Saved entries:
####################

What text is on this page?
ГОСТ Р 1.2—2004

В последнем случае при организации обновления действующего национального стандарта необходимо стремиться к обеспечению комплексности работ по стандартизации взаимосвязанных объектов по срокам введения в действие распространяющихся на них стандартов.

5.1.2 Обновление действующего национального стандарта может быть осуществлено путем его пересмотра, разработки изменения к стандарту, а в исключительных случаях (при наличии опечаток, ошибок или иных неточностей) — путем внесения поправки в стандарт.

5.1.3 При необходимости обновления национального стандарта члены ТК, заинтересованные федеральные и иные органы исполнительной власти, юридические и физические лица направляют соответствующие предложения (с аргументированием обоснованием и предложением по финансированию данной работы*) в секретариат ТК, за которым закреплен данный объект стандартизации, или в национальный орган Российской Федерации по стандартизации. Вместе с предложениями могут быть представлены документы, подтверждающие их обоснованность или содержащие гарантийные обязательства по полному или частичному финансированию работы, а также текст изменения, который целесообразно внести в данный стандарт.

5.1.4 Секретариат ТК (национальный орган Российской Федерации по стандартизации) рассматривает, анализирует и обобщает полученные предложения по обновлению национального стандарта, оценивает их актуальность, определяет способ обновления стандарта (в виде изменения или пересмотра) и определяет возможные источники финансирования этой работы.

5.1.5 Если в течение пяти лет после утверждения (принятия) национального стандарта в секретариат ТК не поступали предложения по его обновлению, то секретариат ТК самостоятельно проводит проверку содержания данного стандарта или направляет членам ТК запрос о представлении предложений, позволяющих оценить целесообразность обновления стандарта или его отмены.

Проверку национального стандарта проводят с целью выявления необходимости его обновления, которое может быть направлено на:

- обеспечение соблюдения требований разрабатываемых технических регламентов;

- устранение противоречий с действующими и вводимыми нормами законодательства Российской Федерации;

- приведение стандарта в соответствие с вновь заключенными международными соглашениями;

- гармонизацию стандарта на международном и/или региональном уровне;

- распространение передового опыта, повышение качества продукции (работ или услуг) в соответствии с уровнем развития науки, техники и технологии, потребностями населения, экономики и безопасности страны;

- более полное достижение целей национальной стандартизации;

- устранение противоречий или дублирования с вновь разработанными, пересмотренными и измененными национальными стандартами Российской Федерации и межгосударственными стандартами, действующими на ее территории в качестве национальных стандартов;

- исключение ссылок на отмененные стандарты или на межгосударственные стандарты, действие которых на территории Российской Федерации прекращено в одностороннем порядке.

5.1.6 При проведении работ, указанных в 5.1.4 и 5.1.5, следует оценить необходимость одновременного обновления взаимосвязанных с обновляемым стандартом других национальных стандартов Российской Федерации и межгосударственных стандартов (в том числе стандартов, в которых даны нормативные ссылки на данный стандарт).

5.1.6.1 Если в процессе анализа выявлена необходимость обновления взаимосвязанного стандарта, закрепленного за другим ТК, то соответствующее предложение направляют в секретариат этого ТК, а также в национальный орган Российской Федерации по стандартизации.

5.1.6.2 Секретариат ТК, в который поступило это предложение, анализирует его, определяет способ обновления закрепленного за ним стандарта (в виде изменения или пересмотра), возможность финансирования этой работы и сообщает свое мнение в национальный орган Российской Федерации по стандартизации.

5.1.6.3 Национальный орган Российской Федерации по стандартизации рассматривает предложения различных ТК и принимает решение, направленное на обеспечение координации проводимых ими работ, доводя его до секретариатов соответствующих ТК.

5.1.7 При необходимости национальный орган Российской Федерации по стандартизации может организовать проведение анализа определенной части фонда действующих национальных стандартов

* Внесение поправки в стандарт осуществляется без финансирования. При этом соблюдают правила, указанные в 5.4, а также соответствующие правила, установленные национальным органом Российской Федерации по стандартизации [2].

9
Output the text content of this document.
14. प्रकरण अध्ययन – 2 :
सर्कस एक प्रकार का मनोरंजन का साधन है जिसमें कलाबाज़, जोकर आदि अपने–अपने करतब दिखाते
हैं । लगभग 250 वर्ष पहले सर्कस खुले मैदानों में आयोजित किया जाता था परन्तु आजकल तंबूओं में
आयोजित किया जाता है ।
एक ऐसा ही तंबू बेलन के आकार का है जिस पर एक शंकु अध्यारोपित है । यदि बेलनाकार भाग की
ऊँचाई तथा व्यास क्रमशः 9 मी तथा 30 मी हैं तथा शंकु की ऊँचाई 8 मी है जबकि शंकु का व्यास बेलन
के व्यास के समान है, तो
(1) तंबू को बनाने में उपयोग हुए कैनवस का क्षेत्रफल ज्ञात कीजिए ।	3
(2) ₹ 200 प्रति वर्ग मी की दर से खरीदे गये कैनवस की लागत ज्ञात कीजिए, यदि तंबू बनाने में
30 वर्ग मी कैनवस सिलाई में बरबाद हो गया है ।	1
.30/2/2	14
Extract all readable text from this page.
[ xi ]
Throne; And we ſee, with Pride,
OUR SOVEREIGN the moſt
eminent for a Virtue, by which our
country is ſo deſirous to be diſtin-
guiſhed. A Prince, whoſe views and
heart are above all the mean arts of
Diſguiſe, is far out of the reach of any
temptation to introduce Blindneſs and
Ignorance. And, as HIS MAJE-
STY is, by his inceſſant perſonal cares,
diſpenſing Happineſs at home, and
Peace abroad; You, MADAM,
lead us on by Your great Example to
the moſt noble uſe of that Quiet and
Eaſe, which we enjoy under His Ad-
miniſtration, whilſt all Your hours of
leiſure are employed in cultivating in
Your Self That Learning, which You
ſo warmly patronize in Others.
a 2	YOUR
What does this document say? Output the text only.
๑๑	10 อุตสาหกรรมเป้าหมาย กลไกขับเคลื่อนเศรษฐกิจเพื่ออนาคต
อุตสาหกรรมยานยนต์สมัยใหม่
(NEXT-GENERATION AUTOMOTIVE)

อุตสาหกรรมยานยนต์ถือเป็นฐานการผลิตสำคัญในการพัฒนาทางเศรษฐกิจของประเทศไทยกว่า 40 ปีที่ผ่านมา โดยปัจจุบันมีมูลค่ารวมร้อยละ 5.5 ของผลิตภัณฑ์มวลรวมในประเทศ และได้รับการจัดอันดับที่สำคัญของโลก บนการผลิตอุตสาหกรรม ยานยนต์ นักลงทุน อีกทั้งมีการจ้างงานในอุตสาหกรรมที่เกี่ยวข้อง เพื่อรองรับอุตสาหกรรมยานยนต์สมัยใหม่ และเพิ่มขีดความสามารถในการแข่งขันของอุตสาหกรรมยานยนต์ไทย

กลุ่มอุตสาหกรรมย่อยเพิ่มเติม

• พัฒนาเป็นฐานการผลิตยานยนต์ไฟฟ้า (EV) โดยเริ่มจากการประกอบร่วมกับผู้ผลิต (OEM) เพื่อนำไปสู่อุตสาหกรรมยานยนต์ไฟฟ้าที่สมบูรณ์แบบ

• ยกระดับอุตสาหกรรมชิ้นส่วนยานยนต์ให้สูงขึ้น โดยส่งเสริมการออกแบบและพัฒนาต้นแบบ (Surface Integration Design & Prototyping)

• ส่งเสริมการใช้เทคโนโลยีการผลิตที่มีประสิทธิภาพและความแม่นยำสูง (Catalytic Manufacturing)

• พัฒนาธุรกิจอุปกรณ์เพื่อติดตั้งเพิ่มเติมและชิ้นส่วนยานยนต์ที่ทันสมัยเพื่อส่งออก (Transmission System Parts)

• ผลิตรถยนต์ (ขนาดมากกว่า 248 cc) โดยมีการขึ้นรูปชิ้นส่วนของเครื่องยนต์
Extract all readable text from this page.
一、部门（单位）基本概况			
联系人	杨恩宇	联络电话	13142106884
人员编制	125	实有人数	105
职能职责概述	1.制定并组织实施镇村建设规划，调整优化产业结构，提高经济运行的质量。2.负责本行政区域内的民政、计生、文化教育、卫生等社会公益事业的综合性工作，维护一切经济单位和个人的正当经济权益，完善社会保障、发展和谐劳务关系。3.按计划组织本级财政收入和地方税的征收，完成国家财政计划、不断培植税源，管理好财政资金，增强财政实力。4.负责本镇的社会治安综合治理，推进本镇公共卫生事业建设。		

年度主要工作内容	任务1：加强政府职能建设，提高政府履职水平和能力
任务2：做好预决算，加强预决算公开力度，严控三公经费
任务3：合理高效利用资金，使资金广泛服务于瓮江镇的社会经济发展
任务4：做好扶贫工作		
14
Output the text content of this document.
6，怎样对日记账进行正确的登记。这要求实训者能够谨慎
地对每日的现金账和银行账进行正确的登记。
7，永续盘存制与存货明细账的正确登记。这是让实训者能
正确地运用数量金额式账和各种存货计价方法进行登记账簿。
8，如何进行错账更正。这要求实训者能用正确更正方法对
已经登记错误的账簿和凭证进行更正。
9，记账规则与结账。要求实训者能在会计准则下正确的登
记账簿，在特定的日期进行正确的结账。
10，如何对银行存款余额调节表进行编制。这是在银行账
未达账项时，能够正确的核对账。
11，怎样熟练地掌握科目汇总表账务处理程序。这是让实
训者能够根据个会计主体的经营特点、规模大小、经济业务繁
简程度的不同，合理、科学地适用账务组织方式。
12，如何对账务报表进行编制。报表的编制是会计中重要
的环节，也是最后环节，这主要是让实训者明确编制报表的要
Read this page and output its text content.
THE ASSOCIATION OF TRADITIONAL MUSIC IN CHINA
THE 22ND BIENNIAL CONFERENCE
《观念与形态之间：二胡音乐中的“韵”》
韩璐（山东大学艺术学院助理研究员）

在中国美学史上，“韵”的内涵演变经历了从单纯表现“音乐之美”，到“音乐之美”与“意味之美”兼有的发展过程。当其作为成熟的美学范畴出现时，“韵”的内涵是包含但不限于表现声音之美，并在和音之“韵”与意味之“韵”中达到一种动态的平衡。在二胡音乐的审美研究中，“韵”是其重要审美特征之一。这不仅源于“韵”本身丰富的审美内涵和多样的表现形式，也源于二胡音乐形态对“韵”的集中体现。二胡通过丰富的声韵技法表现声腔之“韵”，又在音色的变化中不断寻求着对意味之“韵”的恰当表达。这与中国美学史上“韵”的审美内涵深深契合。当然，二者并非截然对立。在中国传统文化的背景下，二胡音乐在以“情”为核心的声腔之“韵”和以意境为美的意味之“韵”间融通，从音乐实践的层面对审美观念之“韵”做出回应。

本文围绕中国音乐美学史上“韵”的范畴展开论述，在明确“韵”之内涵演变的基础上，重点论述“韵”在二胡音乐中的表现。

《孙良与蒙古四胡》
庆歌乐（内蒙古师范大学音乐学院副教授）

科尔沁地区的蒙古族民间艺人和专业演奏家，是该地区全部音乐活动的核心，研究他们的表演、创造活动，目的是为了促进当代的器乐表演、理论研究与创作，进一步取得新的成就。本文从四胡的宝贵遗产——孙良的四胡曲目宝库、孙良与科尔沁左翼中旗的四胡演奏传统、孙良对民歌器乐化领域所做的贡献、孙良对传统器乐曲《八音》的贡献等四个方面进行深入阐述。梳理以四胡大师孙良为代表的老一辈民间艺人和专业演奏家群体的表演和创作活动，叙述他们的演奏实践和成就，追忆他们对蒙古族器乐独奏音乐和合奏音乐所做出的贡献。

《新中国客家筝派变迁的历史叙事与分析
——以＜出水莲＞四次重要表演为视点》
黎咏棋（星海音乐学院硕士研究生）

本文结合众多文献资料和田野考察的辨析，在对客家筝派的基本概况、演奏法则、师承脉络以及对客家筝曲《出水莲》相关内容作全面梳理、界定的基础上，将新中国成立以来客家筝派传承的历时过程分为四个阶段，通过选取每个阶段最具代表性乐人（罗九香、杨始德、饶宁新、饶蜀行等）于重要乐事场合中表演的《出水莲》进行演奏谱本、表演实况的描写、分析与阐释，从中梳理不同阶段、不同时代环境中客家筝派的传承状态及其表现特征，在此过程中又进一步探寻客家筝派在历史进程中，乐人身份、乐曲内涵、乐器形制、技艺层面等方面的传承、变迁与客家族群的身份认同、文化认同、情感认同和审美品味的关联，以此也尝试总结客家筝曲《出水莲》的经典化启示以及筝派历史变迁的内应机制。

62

####################

## Exercise objective:
Note every line above where the string "วนยานยนต" shows up, and copy those lines.

## The reply:
• ยกระดับอุตสาหกรรมชิ้นส่วนยานยนต์ให้สูงขึ้น โดยส่งเสริมการออกแบบและพัฒนาต้นแบบ (Surface Integration Design & Prototyping)
• พัฒนาธุรกิจอุปกรณ์เพื่อติดตั้งเพิ่มเติมและชิ้นส่วนยานยนต์ที่ทันสมัยเพื่อส่งออก (Transmission System Parts)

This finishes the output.